* Set exercise: In the entries below, count every line containing "nombre". Reply with the number alone.
▼
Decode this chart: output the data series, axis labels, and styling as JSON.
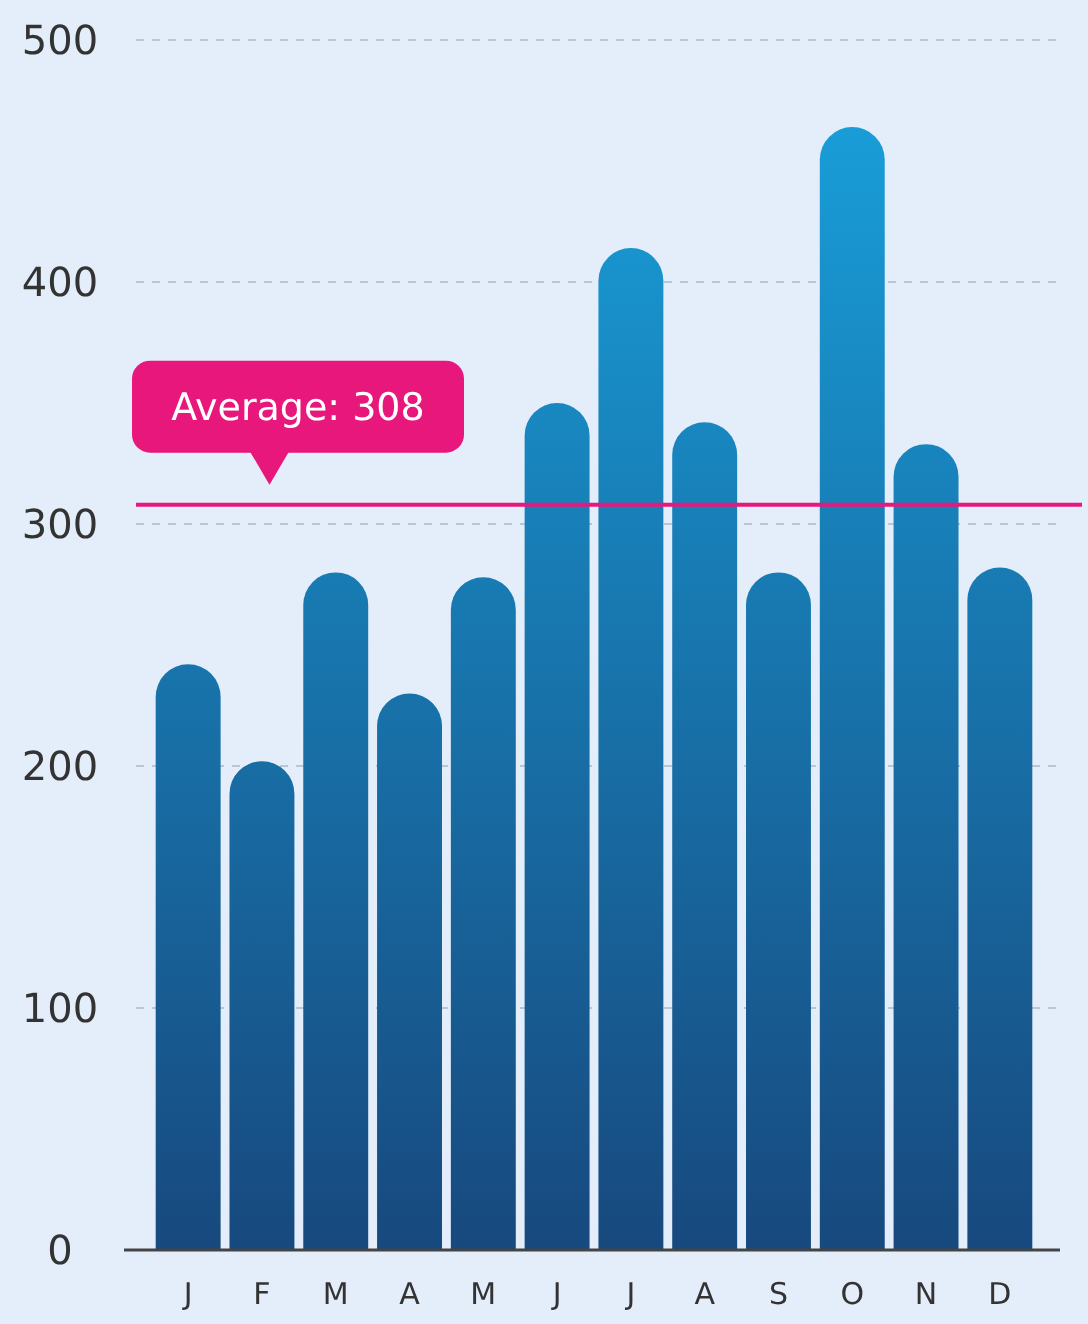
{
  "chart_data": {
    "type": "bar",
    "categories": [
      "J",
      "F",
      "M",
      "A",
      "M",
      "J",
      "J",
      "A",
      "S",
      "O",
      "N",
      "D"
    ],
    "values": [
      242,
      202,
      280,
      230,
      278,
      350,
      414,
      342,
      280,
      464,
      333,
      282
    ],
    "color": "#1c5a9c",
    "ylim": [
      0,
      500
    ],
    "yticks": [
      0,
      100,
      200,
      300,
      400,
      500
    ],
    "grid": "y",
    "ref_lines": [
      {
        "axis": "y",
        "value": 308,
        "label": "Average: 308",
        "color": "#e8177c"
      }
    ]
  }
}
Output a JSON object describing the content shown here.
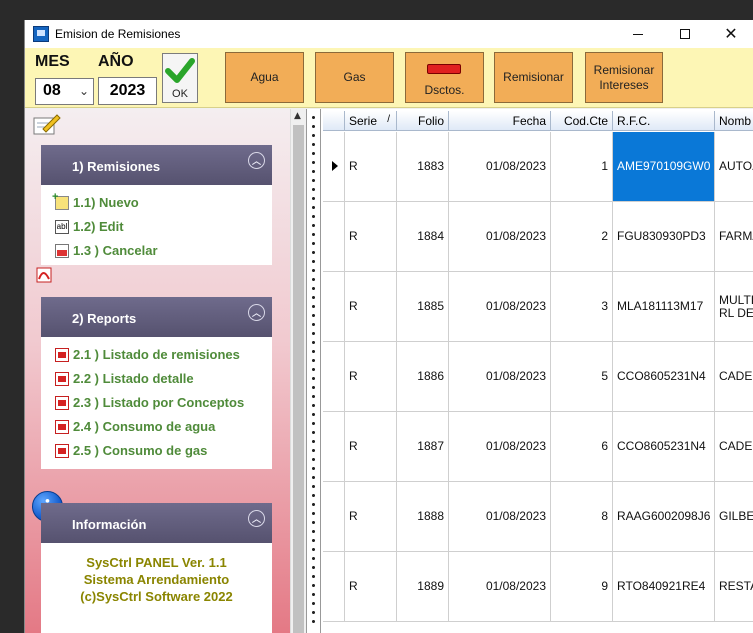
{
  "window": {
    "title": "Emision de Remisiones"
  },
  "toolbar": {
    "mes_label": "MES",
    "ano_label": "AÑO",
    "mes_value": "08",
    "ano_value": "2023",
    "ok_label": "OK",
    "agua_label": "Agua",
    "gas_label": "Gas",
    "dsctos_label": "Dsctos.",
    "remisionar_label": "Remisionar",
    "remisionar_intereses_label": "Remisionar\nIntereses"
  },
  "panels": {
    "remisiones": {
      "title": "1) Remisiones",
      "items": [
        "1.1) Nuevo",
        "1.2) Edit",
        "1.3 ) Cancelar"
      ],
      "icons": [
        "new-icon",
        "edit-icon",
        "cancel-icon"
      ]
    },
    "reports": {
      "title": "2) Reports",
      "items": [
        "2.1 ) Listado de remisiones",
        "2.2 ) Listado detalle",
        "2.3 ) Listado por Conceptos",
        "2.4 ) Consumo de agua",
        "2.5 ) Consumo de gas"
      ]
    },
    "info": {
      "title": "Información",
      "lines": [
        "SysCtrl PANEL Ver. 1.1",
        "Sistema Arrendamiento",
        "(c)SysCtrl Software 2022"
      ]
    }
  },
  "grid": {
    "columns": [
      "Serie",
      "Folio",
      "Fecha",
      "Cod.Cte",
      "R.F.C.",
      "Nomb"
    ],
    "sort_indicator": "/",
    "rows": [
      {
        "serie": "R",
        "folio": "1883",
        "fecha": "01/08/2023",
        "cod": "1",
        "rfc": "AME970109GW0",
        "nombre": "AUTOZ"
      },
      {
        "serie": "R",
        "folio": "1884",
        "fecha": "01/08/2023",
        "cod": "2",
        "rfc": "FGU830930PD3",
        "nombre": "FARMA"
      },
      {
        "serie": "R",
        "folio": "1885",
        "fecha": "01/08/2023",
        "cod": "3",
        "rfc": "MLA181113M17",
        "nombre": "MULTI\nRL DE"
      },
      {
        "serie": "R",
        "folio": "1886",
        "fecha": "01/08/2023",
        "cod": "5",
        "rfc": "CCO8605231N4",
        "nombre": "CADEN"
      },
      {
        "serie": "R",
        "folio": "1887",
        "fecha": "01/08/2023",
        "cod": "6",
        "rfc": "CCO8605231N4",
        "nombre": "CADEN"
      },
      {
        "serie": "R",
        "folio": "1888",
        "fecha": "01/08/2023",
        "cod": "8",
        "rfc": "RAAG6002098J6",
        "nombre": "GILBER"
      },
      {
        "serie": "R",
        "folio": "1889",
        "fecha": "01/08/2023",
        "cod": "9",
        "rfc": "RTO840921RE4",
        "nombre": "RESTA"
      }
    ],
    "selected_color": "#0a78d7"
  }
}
▲
* Correct response: 7